▶ _Material for this task_:
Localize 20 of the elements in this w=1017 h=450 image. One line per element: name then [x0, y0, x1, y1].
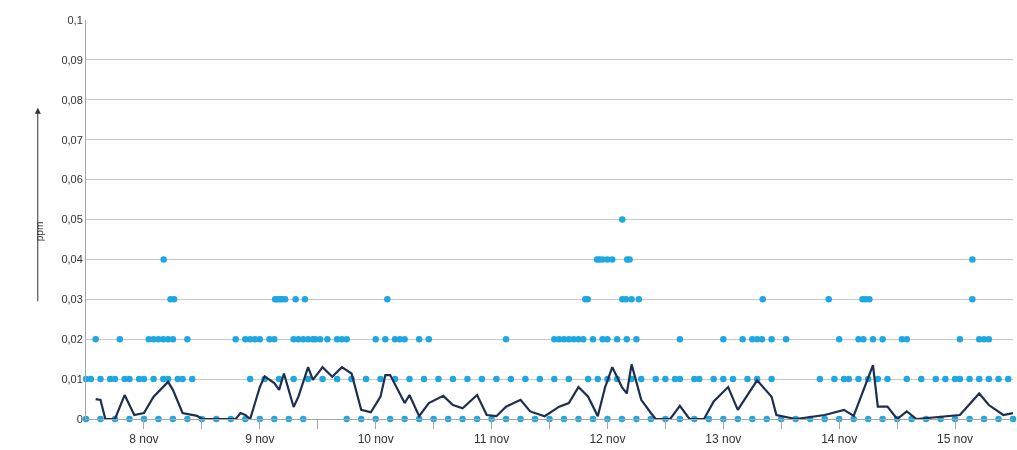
y-tick-label: 0,09: [61, 53, 83, 66]
x-tick-label: 10 nov: [357, 432, 394, 447]
y-tick-label: 0,03: [61, 293, 83, 306]
y-tick-label: 0,07: [61, 133, 83, 146]
x-tick-label: 13 nov: [705, 432, 742, 447]
y-tick-label: 0,1: [67, 13, 83, 26]
y-tick-label: 0,06: [61, 173, 83, 186]
x-tick-label: 12 nov: [589, 432, 626, 447]
y-tick-label: 0,05: [61, 213, 83, 226]
y-tick-label: 0,01: [61, 372, 83, 385]
y-axis-title: ppm: [34, 221, 46, 242]
x-tick-label: 8 nov: [129, 432, 159, 447]
x-tick-label: 11 nov: [473, 432, 510, 447]
y-tick-label: 0,02: [61, 333, 83, 346]
x-tick-label: 15 nov: [937, 432, 974, 447]
y-tick-label: 0: [76, 412, 83, 425]
y-tick-label: 0,04: [61, 253, 83, 266]
y-tick-label: 0,08: [61, 93, 83, 106]
x-tick-label: 14 nov: [821, 432, 858, 447]
x-tick-label: 9 nov: [245, 432, 275, 447]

▶ _What you will do_: Recast the lines above as a Markdown table with the columns "Row" and "Line," numbering each row and skipping any blank lines. Leave the picture out of the table.

▶ _Task output_:
| Row | Line |
|---|---|
| 1 | Localize 20 of the elements in this w=1017 h=450 image. One line per element: name then [x0, y0, x1, y1]. |
| 2 | y-tick-label: 0,09: [61, 53, 83, 66] |
| 3 | x-tick-label: 10 nov: [357, 432, 394, 447] |
| 4 | y-tick-label: 0,03: [61, 293, 83, 306] |
| 5 | y-tick-label: 0,07: [61, 133, 83, 146] |
| 6 | x-tick-label: 13 nov: [705, 432, 742, 447] |
| 7 | y-tick-label: 0,1: [67, 13, 83, 26] |
| 8 | y-tick-label: 0,06: [61, 173, 83, 186] |
| 9 | x-tick-label: 12 nov: [589, 432, 626, 447] |
| 10 | y-tick-label: 0,05: [61, 213, 83, 226] |
| 11 | y-tick-label: 0,01: [61, 372, 83, 385] |
| 12 | y-axis-title: ppm: [34, 221, 46, 242] |
| 13 | x-tick-label: 8 nov: [129, 432, 159, 447] |
| 14 | x-tick-label: 11 nov: [473, 432, 510, 447] |
| 15 | y-tick-label: 0,02: [61, 333, 83, 346] |
| 16 | x-tick-label: 15 nov: [937, 432, 974, 447] |
| 17 | y-tick-label: 0: [76, 412, 83, 425] |
| 18 | y-tick-label: 0,04: [61, 253, 83, 266] |
| 19 | y-tick-label: 0,08: [61, 93, 83, 106] |
| 20 | x-tick-label: 14 nov: [821, 432, 858, 447] |
| 21 | x-tick-label: 9 nov: [245, 432, 275, 447] |